● WHAT TO DO:
Go through the entries below and write each one out exactly.

** Begin **

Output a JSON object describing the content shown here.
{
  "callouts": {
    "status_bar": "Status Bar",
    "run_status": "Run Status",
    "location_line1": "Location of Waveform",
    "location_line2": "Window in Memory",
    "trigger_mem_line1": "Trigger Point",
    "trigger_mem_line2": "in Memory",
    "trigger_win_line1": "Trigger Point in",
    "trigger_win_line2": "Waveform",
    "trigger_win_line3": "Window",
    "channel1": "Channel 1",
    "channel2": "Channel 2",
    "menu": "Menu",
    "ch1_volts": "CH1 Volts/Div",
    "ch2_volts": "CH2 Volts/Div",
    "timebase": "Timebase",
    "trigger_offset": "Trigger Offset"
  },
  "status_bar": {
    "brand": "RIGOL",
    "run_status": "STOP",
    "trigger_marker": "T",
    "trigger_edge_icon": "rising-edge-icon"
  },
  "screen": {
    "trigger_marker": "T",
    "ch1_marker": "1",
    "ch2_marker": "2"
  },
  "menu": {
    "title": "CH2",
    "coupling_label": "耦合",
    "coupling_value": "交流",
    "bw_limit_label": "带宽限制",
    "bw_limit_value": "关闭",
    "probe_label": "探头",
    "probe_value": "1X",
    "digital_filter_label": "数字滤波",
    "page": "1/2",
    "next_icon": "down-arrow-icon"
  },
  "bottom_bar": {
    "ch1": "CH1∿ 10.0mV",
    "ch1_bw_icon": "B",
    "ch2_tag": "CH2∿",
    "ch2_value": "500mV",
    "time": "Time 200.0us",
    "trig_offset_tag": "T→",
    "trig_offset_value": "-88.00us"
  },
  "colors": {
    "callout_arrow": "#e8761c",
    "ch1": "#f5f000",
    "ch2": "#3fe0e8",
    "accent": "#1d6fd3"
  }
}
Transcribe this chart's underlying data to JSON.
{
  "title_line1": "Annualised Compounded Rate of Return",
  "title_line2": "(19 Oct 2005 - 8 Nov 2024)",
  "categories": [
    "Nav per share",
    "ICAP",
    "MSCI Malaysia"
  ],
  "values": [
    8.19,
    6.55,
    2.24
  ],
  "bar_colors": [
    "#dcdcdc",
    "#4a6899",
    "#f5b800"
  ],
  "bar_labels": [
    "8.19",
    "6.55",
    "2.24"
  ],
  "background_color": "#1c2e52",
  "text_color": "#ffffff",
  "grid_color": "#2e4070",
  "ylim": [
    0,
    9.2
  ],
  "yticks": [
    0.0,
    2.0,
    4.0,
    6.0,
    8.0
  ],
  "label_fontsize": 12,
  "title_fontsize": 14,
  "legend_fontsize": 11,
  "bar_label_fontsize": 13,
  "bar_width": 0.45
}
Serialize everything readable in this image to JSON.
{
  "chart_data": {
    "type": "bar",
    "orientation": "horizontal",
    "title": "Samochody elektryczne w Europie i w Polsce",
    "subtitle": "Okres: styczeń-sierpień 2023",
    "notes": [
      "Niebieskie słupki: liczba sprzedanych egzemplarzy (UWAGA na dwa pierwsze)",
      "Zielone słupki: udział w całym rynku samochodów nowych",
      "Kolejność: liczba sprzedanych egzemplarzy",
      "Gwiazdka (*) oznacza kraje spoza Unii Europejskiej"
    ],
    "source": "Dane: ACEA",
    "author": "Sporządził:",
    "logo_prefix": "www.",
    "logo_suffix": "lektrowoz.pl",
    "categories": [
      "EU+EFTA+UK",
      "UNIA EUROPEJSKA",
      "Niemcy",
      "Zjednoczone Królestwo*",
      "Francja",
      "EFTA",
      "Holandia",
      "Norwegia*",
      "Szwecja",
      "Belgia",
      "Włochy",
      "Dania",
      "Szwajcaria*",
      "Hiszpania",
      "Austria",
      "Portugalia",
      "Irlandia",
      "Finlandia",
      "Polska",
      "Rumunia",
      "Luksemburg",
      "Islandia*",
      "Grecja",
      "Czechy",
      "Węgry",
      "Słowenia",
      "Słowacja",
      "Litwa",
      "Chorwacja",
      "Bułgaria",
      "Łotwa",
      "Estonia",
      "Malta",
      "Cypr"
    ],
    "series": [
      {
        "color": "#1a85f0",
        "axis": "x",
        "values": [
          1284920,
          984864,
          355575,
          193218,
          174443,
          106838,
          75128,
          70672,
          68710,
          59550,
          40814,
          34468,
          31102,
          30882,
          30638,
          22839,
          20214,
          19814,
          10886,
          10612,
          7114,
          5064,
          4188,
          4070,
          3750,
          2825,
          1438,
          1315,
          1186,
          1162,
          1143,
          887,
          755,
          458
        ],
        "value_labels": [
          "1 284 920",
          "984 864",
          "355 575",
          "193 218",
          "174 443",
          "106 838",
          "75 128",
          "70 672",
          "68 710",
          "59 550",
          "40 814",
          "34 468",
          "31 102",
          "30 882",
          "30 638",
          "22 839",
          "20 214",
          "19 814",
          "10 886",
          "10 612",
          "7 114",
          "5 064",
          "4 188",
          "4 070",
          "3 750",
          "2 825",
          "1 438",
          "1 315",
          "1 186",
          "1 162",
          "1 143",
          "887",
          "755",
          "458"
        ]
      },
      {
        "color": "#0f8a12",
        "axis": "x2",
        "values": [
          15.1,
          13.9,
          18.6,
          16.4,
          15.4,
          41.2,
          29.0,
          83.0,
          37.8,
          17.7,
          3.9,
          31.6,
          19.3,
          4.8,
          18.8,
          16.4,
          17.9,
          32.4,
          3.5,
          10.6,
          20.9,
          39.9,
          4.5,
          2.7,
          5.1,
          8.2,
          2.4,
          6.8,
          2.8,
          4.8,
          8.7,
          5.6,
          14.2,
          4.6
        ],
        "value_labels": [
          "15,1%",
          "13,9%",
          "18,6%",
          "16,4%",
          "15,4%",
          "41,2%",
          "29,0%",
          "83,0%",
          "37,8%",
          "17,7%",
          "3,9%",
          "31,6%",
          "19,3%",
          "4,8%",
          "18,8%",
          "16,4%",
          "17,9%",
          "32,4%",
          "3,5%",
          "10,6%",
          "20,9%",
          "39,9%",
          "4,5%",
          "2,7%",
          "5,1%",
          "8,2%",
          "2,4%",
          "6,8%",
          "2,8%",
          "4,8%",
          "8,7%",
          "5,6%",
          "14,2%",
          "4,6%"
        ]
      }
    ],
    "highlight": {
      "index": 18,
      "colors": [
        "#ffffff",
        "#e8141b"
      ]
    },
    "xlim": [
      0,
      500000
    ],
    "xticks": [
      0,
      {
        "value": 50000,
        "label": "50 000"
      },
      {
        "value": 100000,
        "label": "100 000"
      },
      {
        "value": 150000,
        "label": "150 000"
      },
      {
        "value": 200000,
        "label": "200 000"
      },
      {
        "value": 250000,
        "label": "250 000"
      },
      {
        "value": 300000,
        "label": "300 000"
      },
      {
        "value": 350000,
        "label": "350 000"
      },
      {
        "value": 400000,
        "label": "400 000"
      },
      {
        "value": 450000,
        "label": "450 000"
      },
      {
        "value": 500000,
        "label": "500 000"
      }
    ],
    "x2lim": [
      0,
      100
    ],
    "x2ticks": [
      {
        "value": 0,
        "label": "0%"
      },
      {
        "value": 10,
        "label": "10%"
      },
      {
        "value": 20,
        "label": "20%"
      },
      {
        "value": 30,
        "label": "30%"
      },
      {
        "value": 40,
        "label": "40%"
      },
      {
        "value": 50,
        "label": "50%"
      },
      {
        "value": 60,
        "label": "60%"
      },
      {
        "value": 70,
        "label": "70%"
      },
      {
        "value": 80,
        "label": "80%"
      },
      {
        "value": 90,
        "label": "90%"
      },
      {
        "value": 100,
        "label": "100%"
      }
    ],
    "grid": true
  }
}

** End **

● FULL SOLUTION:
Output a JSON object describing the content shown here.
{
  "callouts": {
    "status_bar": "Status Bar",
    "run_status": "Run Status",
    "location_line1": "Location of Waveform",
    "location_line2": "Window in Memory",
    "trigger_mem_line1": "Trigger Point",
    "trigger_mem_line2": "in Memory",
    "trigger_win_line1": "Trigger Point in",
    "trigger_win_line2": "Waveform",
    "trigger_win_line3": "Window",
    "channel1": "Channel 1",
    "channel2": "Channel 2",
    "menu": "Menu",
    "ch1_volts": "CH1 Volts/Div",
    "ch2_volts": "CH2 Volts/Div",
    "timebase": "Timebase",
    "trigger_offset": "Trigger Offset"
  },
  "status_bar": {
    "brand": "RIGOL",
    "run_status": "STOP",
    "trigger_marker": "T",
    "trigger_edge_icon": "rising-edge-icon"
  },
  "screen": {
    "trigger_marker": "T",
    "ch1_marker": "1",
    "ch2_marker": "2"
  },
  "menu": {
    "title": "CH2",
    "coupling_label": "耦合",
    "coupling_value": "交流",
    "bw_limit_label": "带宽限制",
    "bw_limit_value": "关闭",
    "probe_label": "探头",
    "probe_value": "1X",
    "digital_filter_label": "数字滤波",
    "page": "1/2",
    "next_icon": "down-arrow-icon"
  },
  "bottom_bar": {
    "ch1": "CH1∿ 10.0mV",
    "ch1_bw_icon": "B",
    "ch2_tag": "CH2∿",
    "ch2_value": "500mV",
    "time": "Time 200.0us",
    "trig_offset_tag": "T→",
    "trig_offset_value": "-88.00us"
  },
  "colors": {
    "callout_arrow": "#e8761c",
    "ch1": "#f5f000",
    "ch2": "#3fe0e8",
    "accent": "#1d6fd3"
  }
}
Transcribe this chart's underlying data to JSON.
{
  "title_line1": "Annualised Compounded Rate of Return",
  "title_line2": "(19 Oct 2005 - 8 Nov 2024)",
  "categories": [
    "Nav per share",
    "ICAP",
    "MSCI Malaysia"
  ],
  "values": [
    8.19,
    6.55,
    2.24
  ],
  "bar_colors": [
    "#dcdcdc",
    "#4a6899",
    "#f5b800"
  ],
  "bar_labels": [
    "8.19",
    "6.55",
    "2.24"
  ],
  "background_color": "#1c2e52",
  "text_color": "#ffffff",
  "grid_color": "#2e4070",
  "ylim": [
    0,
    9.2
  ],
  "yticks": [
    0.0,
    2.0,
    4.0,
    6.0,
    8.0
  ],
  "label_fontsize": 12,
  "title_fontsize": 14,
  "legend_fontsize": 11,
  "bar_label_fontsize": 13,
  "bar_width": 0.45
}
Serialize everything readable in this image to JSON.
{
  "chart_data": {
    "type": "bar",
    "orientation": "horizontal",
    "title": "Samochody elektryczne w Europie i w Polsce",
    "subtitle": "Okres: styczeń-sierpień 2023",
    "notes": [
      "Niebieskie słupki: liczba sprzedanych egzemplarzy (UWAGA na dwa pierwsze)",
      "Zielone słupki: udział w całym rynku samochodów nowych",
      "Kolejność: liczba sprzedanych egzemplarzy",
      "Gwiazdka (*) oznacza kraje spoza Unii Europejskiej"
    ],
    "source": "Dane: ACEA",
    "author": "Sporządził:",
    "logo_prefix": "www.",
    "logo_suffix": "lektrowoz.pl",
    "categories": [
      "EU+EFTA+UK",
      "UNIA EUROPEJSKA",
      "Niemcy",
      "Zjednoczone Królestwo*",
      "Francja",
      "EFTA",
      "Holandia",
      "Norwegia*",
      "Szwecja",
      "Belgia",
      "Włochy",
      "Dania",
      "Szwajcaria*",
      "Hiszpania",
      "Austria",
      "Portugalia",
      "Irlandia",
      "Finlandia",
      "Polska",
      "Rumunia",
      "Luksemburg",
      "Islandia*",
      "Grecja",
      "Czechy",
      "Węgry",
      "Słowenia",
      "Słowacja",
      "Litwa",
      "Chorwacja",
      "Bułgaria",
      "Łotwa",
      "Estonia",
      "Malta",
      "Cypr"
    ],
    "series": [
      {
        "color": "#1a85f0",
        "axis": "x",
        "values": [
          1284920,
          984864,
          355575,
          193218,
          174443,
          106838,
          75128,
          70672,
          68710,
          59550,
          40814,
          34468,
          31102,
          30882,
          30638,
          22839,
          20214,
          19814,
          10886,
          10612,
          7114,
          5064,
          4188,
          4070,
          3750,
          2825,
          1438,
          1315,
          1186,
          1162,
          1143,
          887,
          755,
          458
        ],
        "value_labels": [
          "1 284 920",
          "984 864",
          "355 575",
          "193 218",
          "174 443",
          "106 838",
          "75 128",
          "70 672",
          "68 710",
          "59 550",
          "40 814",
          "34 468",
          "31 102",
          "30 882",
          "30 638",
          "22 839",
          "20 214",
          "19 814",
          "10 886",
          "10 612",
          "7 114",
          "5 064",
          "4 188",
          "4 070",
          "3 750",
          "2 825",
          "1 438",
          "1 315",
          "1 186",
          "1 162",
          "1 143",
          "887",
          "755",
          "458"
        ]
      },
      {
        "color": "#0f8a12",
        "axis": "x2",
        "values": [
          15.1,
          13.9,
          18.6,
          16.4,
          15.4,
          41.2,
          29.0,
          83.0,
          37.8,
          17.7,
          3.9,
          31.6,
          19.3,
          4.8,
          18.8,
          16.4,
          17.9,
          32.4,
          3.5,
          10.6,
          20.9,
          39.9,
          4.5,
          2.7,
          5.1,
          8.2,
          2.4,
          6.8,
          2.8,
          4.8,
          8.7,
          5.6,
          14.2,
          4.6
        ],
        "value_labels": [
          "15,1%",
          "13,9%",
          "18,6%",
          "16,4%",
          "15,4%",
          "41,2%",
          "29,0%",
          "83,0%",
          "37,8%",
          "17,7%",
          "3,9%",
          "31,6%",
          "19,3%",
          "4,8%",
          "18,8%",
          "16,4%",
          "17,9%",
          "32,4%",
          "3,5%",
          "10,6%",
          "20,9%",
          "39,9%",
          "4,5%",
          "2,7%",
          "5,1%",
          "8,2%",
          "2,4%",
          "6,8%",
          "2,8%",
          "4,8%",
          "8,7%",
          "5,6%",
          "14,2%",
          "4,6%"
        ]
      }
    ],
    "highlight": {
      "index": 18,
      "colors": [
        "#ffffff",
        "#e8141b"
      ]
    },
    "xlim": [
      0,
      500000
    ],
    "xticks": [
      0,
      {
        "value": 50000,
        "label": "50 000"
      },
      {
        "value": 100000,
        "label": "100 000"
      },
      {
        "value": 150000,
        "label": "150 000"
      },
      {
        "value": 200000,
        "label": "200 000"
      },
      {
        "value": 250000,
        "label": "250 000"
      },
      {
        "value": 300000,
        "label": "300 000"
      },
      {
        "value": 350000,
        "label": "350 000"
      },
      {
        "value": 400000,
        "label": "400 000"
      },
      {
        "value": 450000,
        "label": "450 000"
      },
      {
        "value": 500000,
        "label": "500 000"
      }
    ],
    "x2lim": [
      0,
      100
    ],
    "x2ticks": [
      {
        "value": 0,
        "label": "0%"
      },
      {
        "value": 10,
        "label": "10%"
      },
      {
        "value": 20,
        "label": "20%"
      },
      {
        "value": 30,
        "label": "30%"
      },
      {
        "value": 40,
        "label": "40%"
      },
      {
        "value": 50,
        "label": "50%"
      },
      {
        "value": 60,
        "label": "60%"
      },
      {
        "value": 70,
        "label": "70%"
      },
      {
        "value": 80,
        "label": "80%"
      },
      {
        "value": 90,
        "label": "90%"
      },
      {
        "value": 100,
        "label": "100%"
      }
    ],
    "grid": true
  }
}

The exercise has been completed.